* **Aim of the task**:
Return all lines where the word "label" can be found.

* **Data records**:
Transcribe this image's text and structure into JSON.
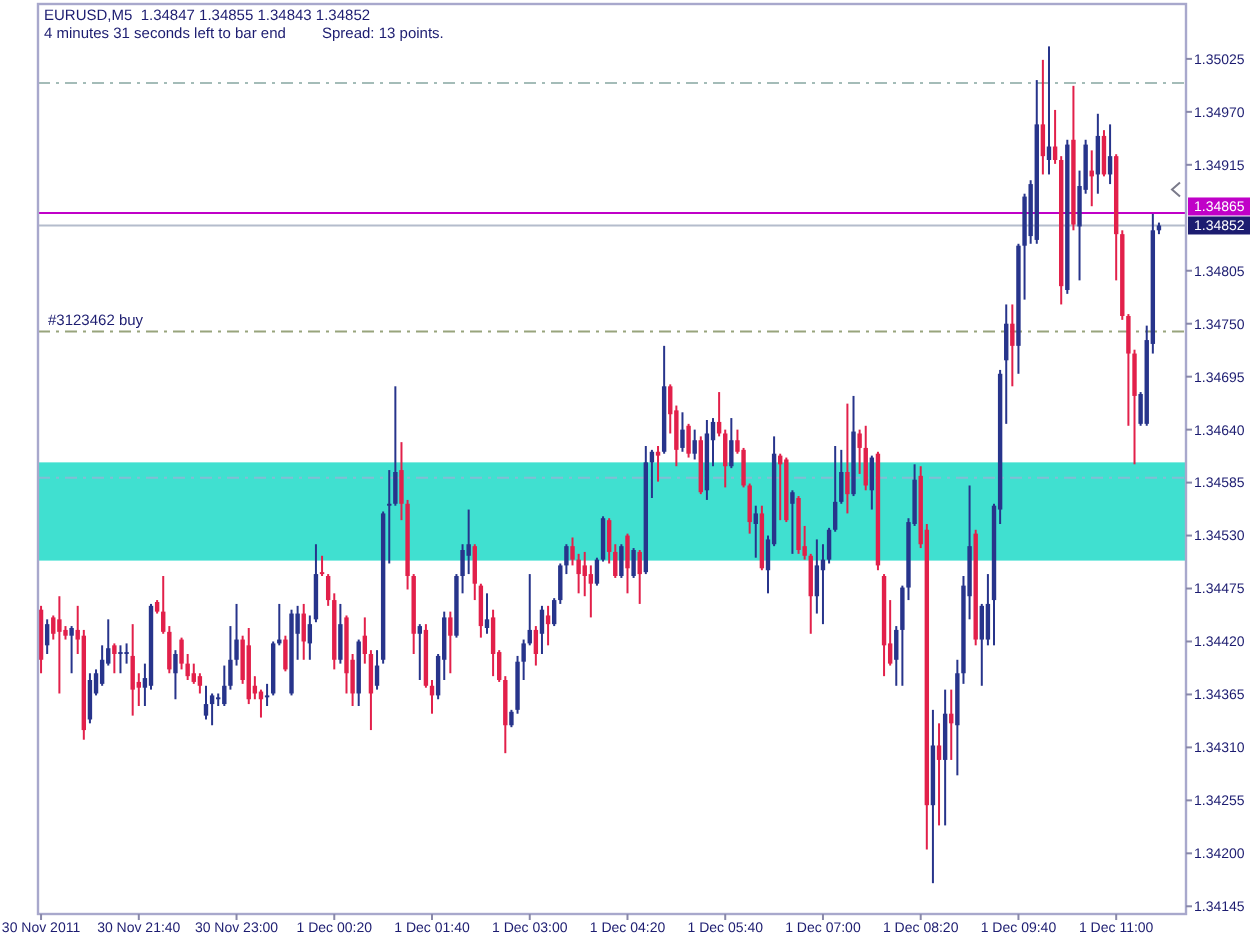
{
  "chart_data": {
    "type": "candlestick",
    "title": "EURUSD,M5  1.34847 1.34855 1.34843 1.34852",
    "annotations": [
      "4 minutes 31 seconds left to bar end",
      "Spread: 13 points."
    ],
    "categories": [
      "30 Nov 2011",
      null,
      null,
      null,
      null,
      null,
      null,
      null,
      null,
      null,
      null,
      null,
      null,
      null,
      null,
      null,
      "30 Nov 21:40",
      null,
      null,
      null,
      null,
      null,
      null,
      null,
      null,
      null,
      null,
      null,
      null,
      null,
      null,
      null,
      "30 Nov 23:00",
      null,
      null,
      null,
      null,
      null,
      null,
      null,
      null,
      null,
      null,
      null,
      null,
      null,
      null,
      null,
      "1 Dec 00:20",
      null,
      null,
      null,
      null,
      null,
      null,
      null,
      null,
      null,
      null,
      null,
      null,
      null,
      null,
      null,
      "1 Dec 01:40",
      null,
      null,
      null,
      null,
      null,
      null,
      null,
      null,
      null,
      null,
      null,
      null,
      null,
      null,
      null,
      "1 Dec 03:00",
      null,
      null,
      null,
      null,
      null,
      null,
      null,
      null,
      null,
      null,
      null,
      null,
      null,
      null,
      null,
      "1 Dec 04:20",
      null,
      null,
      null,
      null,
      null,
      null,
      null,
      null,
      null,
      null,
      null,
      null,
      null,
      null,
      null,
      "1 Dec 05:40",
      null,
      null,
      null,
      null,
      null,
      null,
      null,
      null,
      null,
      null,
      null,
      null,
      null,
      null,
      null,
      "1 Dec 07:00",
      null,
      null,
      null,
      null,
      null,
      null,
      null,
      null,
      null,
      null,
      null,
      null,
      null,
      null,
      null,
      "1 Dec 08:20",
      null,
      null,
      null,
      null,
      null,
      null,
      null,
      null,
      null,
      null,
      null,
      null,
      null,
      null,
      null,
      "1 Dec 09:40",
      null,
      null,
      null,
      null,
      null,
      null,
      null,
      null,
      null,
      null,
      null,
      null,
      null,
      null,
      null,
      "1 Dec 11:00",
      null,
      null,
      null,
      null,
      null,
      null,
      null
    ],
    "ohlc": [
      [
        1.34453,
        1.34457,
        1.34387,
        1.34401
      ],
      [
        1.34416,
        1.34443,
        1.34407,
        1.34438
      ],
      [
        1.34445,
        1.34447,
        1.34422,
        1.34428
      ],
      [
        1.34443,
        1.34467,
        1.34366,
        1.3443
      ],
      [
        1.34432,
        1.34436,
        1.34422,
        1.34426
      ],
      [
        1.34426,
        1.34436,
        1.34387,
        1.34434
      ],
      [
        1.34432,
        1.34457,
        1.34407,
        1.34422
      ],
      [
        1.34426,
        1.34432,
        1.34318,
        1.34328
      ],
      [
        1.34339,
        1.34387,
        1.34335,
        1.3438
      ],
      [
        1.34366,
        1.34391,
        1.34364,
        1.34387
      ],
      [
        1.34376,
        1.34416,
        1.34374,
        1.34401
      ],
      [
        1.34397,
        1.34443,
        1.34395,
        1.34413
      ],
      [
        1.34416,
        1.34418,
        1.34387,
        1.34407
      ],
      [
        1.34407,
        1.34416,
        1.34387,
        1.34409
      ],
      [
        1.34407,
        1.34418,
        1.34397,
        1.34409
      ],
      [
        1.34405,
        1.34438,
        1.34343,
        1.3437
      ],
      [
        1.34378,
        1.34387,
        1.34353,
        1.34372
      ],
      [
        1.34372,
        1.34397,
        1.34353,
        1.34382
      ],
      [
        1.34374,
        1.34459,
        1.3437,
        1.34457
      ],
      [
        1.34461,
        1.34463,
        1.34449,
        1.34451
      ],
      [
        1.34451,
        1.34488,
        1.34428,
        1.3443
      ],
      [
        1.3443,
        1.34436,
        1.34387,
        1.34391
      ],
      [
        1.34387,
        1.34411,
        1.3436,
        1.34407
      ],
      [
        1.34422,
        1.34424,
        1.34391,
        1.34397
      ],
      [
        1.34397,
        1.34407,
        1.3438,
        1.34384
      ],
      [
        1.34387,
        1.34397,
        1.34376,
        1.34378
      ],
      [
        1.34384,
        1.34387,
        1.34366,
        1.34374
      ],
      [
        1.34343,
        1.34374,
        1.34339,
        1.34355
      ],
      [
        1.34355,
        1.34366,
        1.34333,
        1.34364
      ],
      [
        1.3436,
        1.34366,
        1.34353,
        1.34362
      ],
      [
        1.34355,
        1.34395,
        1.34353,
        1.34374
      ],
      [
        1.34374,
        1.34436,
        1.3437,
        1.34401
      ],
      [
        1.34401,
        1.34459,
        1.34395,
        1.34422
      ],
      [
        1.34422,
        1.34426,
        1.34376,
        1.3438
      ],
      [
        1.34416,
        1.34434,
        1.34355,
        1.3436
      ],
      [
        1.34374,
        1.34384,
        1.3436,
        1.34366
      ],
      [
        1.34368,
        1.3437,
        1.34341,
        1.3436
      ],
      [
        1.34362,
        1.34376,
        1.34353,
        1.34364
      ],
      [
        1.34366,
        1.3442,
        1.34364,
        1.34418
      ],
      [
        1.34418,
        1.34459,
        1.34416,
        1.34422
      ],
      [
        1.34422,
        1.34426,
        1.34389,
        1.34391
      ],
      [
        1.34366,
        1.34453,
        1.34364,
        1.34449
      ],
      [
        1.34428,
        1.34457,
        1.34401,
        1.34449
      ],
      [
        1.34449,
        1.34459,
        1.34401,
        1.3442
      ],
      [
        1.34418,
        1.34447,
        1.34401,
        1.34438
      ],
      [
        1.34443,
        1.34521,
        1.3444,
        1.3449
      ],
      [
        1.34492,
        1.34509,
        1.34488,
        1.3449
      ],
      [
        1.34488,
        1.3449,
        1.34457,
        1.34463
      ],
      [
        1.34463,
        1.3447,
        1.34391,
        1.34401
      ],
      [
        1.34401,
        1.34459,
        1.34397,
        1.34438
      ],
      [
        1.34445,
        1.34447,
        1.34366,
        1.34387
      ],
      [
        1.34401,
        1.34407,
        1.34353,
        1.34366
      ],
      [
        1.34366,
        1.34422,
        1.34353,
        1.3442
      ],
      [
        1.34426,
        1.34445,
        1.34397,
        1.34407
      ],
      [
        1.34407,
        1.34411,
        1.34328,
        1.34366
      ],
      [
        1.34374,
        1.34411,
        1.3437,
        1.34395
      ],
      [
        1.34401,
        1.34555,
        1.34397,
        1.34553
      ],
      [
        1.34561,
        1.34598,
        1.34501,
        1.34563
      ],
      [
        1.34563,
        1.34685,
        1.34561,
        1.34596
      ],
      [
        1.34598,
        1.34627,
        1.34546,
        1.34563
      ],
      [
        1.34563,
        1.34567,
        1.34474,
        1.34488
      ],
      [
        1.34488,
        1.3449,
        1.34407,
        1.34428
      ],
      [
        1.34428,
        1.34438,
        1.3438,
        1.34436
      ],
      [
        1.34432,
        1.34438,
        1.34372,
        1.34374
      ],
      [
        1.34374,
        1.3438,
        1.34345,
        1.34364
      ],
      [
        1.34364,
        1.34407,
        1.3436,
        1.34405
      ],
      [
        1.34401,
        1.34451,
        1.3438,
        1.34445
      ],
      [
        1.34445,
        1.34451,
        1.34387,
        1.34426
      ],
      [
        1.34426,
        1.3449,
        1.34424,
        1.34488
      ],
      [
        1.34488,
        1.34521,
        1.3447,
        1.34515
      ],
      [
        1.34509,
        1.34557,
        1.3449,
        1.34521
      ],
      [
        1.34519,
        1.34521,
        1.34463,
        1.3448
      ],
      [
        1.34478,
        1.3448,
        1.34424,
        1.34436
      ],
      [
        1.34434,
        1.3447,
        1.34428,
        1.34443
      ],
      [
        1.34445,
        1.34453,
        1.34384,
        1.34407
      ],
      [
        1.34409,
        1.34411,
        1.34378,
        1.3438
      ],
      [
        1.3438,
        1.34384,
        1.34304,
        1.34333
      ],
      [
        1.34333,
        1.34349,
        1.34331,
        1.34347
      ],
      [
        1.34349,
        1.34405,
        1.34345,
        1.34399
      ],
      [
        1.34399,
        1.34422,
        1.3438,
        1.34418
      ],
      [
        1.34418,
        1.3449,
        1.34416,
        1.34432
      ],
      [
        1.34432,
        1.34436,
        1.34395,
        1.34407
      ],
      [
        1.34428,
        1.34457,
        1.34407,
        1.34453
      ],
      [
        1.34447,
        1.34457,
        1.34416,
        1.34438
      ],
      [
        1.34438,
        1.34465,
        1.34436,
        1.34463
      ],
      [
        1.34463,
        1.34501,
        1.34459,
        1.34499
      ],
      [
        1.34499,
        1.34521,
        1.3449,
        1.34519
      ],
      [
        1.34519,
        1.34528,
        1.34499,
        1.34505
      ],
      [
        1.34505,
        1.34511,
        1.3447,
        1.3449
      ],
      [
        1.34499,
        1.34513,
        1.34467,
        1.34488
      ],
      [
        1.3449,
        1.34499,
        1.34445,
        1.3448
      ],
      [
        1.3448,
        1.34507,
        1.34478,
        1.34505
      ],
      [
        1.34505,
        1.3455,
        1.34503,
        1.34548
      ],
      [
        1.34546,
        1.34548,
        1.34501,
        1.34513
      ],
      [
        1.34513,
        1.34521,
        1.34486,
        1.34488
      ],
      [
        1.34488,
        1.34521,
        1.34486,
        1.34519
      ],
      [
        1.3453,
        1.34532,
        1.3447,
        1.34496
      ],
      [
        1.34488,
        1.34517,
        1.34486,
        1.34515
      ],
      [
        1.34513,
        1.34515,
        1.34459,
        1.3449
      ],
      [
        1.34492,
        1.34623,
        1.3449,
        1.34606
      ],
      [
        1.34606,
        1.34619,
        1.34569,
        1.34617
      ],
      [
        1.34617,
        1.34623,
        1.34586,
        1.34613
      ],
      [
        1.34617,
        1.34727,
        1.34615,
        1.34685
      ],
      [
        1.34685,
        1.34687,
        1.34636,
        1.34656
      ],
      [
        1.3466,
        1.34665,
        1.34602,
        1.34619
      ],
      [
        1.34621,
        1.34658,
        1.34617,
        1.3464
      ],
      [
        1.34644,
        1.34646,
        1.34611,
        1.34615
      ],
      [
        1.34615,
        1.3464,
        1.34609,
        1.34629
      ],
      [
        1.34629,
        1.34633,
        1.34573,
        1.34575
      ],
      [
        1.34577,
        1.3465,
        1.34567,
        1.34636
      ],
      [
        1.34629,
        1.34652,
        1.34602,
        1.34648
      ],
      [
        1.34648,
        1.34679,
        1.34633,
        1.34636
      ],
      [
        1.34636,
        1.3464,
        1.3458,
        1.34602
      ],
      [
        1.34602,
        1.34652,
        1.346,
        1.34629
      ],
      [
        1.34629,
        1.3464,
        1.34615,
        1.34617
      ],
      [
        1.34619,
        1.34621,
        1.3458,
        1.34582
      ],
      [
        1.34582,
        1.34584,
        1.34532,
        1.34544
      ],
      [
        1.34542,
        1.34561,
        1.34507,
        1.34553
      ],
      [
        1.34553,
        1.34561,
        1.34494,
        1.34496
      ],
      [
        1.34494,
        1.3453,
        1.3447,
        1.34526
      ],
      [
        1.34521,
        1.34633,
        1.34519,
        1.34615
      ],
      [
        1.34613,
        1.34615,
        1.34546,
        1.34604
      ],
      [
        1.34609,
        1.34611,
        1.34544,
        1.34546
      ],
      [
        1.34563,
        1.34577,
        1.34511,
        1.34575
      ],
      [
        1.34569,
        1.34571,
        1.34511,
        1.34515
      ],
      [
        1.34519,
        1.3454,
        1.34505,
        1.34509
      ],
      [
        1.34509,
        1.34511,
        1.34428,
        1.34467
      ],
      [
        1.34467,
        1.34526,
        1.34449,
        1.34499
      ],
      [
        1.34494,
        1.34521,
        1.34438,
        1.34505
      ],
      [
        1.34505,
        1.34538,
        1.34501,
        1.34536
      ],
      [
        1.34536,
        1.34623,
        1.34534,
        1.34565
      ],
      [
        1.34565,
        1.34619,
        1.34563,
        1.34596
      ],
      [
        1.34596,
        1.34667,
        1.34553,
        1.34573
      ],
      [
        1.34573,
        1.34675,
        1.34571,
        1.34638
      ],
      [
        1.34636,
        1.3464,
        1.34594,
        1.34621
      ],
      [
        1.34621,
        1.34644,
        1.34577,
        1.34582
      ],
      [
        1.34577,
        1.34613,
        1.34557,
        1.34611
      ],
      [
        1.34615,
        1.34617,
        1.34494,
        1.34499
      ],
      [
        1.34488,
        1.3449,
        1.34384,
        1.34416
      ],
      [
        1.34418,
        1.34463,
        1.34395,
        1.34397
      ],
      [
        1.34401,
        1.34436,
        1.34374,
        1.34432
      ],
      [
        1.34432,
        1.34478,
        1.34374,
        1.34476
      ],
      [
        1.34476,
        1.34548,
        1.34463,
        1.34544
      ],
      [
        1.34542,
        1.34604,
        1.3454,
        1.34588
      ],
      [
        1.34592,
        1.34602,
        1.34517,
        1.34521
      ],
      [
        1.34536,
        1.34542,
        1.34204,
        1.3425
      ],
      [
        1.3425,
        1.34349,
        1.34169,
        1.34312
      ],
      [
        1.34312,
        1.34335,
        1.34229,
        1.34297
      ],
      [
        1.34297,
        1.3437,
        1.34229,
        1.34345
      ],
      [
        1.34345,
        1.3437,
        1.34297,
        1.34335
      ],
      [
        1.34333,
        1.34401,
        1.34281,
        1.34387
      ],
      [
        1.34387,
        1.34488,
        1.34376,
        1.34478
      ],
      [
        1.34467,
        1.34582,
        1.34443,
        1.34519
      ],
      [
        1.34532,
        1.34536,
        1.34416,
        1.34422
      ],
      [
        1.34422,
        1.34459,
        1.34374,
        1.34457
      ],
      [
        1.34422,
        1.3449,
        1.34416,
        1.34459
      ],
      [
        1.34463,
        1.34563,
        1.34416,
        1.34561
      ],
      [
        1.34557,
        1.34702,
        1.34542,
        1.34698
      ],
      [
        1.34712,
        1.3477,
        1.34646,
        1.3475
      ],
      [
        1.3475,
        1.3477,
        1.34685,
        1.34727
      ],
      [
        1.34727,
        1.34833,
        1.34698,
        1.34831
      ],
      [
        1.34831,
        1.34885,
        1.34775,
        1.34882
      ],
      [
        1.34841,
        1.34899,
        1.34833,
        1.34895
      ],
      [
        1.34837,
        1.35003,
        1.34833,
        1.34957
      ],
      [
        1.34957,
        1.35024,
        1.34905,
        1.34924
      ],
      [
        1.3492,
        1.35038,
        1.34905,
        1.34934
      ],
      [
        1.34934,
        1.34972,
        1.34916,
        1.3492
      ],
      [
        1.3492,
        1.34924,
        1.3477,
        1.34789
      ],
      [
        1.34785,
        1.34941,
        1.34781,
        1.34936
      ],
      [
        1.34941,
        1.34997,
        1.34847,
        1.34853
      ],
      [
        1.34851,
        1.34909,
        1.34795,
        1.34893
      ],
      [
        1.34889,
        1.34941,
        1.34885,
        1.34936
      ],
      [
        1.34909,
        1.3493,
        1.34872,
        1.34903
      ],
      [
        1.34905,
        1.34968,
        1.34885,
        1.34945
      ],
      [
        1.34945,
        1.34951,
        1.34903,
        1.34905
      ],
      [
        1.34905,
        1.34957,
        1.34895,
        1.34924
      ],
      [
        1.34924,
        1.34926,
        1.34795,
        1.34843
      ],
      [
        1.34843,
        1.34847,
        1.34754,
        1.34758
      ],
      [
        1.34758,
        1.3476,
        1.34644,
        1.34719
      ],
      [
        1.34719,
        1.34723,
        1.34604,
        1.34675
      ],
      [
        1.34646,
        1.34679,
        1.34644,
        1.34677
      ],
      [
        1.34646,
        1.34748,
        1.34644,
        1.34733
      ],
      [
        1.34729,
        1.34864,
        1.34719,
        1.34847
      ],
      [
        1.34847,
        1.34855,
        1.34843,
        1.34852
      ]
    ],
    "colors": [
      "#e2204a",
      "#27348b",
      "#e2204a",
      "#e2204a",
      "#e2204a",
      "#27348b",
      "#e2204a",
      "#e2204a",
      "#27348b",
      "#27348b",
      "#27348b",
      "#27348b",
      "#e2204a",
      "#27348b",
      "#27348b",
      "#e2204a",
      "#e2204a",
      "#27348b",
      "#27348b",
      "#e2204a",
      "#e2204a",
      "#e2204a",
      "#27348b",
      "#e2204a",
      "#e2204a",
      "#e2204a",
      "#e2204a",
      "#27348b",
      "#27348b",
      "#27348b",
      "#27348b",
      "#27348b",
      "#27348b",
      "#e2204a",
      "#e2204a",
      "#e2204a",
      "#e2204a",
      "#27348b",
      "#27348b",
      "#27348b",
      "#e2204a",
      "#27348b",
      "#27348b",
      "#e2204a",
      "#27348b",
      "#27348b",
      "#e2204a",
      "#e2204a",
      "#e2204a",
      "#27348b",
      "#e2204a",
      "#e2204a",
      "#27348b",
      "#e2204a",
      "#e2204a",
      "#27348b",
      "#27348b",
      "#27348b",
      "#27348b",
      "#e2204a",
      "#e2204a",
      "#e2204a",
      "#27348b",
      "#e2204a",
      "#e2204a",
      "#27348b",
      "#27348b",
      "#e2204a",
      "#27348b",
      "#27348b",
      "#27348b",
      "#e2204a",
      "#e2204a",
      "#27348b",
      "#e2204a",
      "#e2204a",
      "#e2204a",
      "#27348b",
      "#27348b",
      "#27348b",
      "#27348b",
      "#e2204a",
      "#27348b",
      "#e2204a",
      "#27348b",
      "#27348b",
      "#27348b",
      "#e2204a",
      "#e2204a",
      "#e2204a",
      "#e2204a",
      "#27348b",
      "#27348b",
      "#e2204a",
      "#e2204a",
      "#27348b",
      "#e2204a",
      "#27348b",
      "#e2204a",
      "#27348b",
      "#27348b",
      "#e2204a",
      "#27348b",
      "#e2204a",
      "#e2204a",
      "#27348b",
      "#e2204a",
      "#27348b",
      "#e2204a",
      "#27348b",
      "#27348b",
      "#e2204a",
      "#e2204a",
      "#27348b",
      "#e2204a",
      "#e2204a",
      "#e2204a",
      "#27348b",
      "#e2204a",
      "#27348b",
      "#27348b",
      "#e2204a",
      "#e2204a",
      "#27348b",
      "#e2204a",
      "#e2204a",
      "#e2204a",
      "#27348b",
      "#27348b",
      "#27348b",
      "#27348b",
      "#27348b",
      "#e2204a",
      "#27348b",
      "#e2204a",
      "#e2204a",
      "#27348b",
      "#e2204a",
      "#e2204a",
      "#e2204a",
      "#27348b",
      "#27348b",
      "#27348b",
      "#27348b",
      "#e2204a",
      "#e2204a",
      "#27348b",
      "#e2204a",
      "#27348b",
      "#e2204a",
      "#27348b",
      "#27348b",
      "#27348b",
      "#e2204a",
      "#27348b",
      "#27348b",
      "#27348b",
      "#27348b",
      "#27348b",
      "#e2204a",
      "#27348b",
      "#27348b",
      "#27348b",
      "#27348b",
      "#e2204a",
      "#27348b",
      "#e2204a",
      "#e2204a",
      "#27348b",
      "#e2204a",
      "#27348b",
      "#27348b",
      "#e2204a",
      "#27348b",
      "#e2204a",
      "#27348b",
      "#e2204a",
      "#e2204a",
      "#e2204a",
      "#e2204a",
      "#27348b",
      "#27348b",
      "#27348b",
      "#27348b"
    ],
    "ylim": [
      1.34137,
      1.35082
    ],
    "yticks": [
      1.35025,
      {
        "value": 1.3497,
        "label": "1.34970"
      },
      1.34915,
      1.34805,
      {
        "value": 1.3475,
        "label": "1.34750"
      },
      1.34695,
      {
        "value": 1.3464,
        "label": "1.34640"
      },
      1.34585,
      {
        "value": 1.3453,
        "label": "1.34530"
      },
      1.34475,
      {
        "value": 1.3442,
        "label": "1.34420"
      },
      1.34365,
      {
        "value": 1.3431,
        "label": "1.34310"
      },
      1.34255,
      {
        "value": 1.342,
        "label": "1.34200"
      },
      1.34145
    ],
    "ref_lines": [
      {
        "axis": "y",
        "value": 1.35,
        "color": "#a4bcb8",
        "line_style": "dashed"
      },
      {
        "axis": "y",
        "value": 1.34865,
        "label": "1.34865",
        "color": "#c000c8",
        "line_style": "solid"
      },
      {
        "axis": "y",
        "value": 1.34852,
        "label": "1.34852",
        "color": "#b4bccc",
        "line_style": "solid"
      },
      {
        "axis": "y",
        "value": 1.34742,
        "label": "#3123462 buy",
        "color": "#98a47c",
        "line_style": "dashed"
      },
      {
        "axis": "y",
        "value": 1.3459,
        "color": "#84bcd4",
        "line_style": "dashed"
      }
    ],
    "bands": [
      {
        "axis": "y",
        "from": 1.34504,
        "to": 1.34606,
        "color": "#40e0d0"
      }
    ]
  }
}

* **Worked solution**:
        "label": "1.34970"
        "label": "1.34750"
        "label": "1.34640"
        "label": "1.34530"
        "label": "1.34420"
        "label": "1.34310"
        "label": "1.34200"
        "label": "1.34865",
        "label": "1.34852",
        "label": "#3123462 buy",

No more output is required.